The records:
——————————

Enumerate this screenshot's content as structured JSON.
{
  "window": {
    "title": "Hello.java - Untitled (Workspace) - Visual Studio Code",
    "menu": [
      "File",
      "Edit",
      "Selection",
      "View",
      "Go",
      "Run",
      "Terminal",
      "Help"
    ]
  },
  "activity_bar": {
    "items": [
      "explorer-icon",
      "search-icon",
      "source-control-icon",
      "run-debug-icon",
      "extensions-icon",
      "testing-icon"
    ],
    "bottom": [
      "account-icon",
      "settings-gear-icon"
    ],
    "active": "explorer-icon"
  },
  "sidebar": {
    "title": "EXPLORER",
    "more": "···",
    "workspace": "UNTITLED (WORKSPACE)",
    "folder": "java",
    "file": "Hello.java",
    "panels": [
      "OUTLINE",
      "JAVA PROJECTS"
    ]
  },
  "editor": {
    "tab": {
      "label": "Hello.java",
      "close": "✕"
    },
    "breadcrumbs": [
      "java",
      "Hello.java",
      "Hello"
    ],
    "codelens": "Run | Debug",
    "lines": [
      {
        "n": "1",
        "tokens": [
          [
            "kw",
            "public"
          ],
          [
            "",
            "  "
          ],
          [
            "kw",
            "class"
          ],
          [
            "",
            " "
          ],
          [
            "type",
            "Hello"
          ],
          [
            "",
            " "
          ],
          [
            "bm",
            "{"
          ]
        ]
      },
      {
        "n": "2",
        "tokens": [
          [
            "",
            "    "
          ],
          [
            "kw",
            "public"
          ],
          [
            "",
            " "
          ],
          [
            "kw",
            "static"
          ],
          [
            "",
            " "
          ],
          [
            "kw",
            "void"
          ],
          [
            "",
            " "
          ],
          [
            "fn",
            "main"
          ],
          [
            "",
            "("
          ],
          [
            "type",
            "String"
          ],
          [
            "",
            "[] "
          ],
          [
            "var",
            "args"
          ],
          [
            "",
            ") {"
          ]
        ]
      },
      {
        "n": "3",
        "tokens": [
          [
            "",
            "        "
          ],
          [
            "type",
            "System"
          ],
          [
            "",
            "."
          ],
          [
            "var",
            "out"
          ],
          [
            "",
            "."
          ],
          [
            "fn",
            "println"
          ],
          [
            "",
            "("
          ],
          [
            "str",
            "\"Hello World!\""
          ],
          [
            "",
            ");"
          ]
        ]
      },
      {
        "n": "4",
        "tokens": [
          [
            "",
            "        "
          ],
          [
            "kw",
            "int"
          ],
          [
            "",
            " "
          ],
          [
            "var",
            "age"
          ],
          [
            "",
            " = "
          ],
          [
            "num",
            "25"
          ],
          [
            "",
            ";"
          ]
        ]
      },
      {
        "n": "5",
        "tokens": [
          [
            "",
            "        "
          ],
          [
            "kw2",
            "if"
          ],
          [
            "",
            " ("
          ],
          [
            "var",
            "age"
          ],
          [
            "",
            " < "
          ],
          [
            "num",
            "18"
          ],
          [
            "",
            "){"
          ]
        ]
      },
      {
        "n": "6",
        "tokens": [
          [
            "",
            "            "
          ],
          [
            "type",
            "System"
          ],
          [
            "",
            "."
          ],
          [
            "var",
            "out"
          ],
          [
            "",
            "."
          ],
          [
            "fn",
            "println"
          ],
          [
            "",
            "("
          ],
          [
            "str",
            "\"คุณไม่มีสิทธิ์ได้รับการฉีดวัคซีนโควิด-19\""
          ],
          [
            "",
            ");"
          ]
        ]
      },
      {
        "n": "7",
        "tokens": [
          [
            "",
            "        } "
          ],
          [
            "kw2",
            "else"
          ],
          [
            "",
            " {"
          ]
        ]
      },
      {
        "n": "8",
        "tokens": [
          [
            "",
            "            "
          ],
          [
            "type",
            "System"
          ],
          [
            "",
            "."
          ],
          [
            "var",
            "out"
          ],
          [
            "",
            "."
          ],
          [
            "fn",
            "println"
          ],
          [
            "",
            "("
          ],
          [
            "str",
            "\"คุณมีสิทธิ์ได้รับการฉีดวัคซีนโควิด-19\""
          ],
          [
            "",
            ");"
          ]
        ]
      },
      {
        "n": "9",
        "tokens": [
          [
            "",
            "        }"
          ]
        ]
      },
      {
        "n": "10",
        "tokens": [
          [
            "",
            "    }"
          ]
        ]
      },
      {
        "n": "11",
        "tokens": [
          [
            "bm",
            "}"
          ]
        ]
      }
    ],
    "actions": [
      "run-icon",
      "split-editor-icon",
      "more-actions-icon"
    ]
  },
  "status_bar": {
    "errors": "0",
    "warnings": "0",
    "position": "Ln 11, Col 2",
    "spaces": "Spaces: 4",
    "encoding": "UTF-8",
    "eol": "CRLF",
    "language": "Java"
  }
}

——————————

What to do: Return the whole listing exactly, with every line included.

Written answer:
Enumerate this screenshot's content as structured JSON.
{
  "window": {
    "title": "Hello.java - Untitled (Workspace) - Visual Studio Code",
    "menu": [
      "File",
      "Edit",
      "Selection",
      "View",
      "Go",
      "Run",
      "Terminal",
      "Help"
    ]
  },
  "activity_bar": {
    "items": [
      "explorer-icon",
      "search-icon",
      "source-control-icon",
      "run-debug-icon",
      "extensions-icon",
      "testing-icon"
    ],
    "bottom": [
      "account-icon",
      "settings-gear-icon"
    ],
    "active": "explorer-icon"
  },
  "sidebar": {
    "title": "EXPLORER",
    "more": "···",
    "workspace": "UNTITLED (WORKSPACE)",
    "folder": "java",
    "file": "Hello.java",
    "panels": [
      "OUTLINE",
      "JAVA PROJECTS"
    ]
  },
  "editor": {
    "tab": {
      "label": "Hello.java",
      "close": "✕"
    },
    "breadcrumbs": [
      "java",
      "Hello.java",
      "Hello"
    ],
    "codelens": "Run | Debug",
    "lines": [
      {
        "n": "1",
        "tokens": [
          [
            "kw",
            "public"
          ],
          [
            "",
            "  "
          ],
          [
            "kw",
            "class"
          ],
          [
            "",
            " "
          ],
          [
            "type",
            "Hello"
          ],
          [
            "",
            " "
          ],
          [
            "bm",
            "{"
          ]
        ]
      },
      {
        "n": "2",
        "tokens": [
          [
            "",
            "    "
          ],
          [
            "kw",
            "public"
          ],
          [
            "",
            " "
          ],
          [
            "kw",
            "static"
          ],
          [
            "",
            " "
          ],
          [
            "kw",
            "void"
          ],
          [
            "",
            " "
          ],
          [
            "fn",
            "main"
          ],
          [
            "",
            "("
          ],
          [
            "type",
            "String"
          ],
          [
            "",
            "[] "
          ],
          [
            "var",
            "args"
          ],
          [
            "",
            ") {"
          ]
        ]
      },
      {
        "n": "3",
        "tokens": [
          [
            "",
            "        "
          ],
          [
            "type",
            "System"
          ],
          [
            "",
            "."
          ],
          [
            "var",
            "out"
          ],
          [
            "",
            "."
          ],
          [
            "fn",
            "println"
          ],
          [
            "",
            "("
          ],
          [
            "str",
            "\"Hello World!\""
          ],
          [
            "",
            ");"
          ]
        ]
      },
      {
        "n": "4",
        "tokens": [
          [
            "",
            "        "
          ],
          [
            "kw",
            "int"
          ],
          [
            "",
            " "
          ],
          [
            "var",
            "age"
          ],
          [
            "",
            " = "
          ],
          [
            "num",
            "25"
          ],
          [
            "",
            ";"
          ]
        ]
      },
      {
        "n": "5",
        "tokens": [
          [
            "",
            "        "
          ],
          [
            "kw2",
            "if"
          ],
          [
            "",
            " ("
          ],
          [
            "var",
            "age"
          ],
          [
            "",
            " < "
          ],
          [
            "num",
            "18"
          ],
          [
            "",
            "){"
          ]
        ]
      },
      {
        "n": "6",
        "tokens": [
          [
            "",
            "            "
          ],
          [
            "type",
            "System"
          ],
          [
            "",
            "."
          ],
          [
            "var",
            "out"
          ],
          [
            "",
            "."
          ],
          [
            "fn",
            "println"
          ],
          [
            "",
            "("
          ],
          [
            "str",
            "\"คุณไม่มีสิทธิ์ได้รับการฉีดวัคซีนโควิด-19\""
          ],
          [
            "",
            ");"
          ]
        ]
      },
      {
        "n": "7",
        "tokens": [
          [
            "",
            "        } "
          ],
          [
            "kw2",
            "else"
          ],
          [
            "",
            " {"
          ]
        ]
      },
      {
        "n": "8",
        "tokens": [
          [
            "",
            "            "
          ],
          [
            "type",
            "System"
          ],
          [
            "",
            "."
          ],
          [
            "var",
            "out"
          ],
          [
            "",
            "."
          ],
          [
            "fn",
            "println"
          ],
          [
            "",
            "("
          ],
          [
            "str",
            "\"คุณมีสิทธิ์ได้รับการฉีดวัคซีนโควิด-19\""
          ],
          [
            "",
            ");"
          ]
        ]
      },
      {
        "n": "9",
        "tokens": [
          [
            "",
            "        }"
          ]
        ]
      },
      {
        "n": "10",
        "tokens": [
          [
            "",
            "    }"
          ]
        ]
      },
      {
        "n": "11",
        "tokens": [
          [
            "bm",
            "}"
          ]
        ]
      }
    ],
    "actions": [
      "run-icon",
      "split-editor-icon",
      "more-actions-icon"
    ]
  },
  "status_bar": {
    "errors": "0",
    "warnings": "0",
    "position": "Ln 11, Col 2",
    "spaces": "Spaces: 4",
    "encoding": "UTF-8",
    "eol": "CRLF",
    "language": "Java"
  }
}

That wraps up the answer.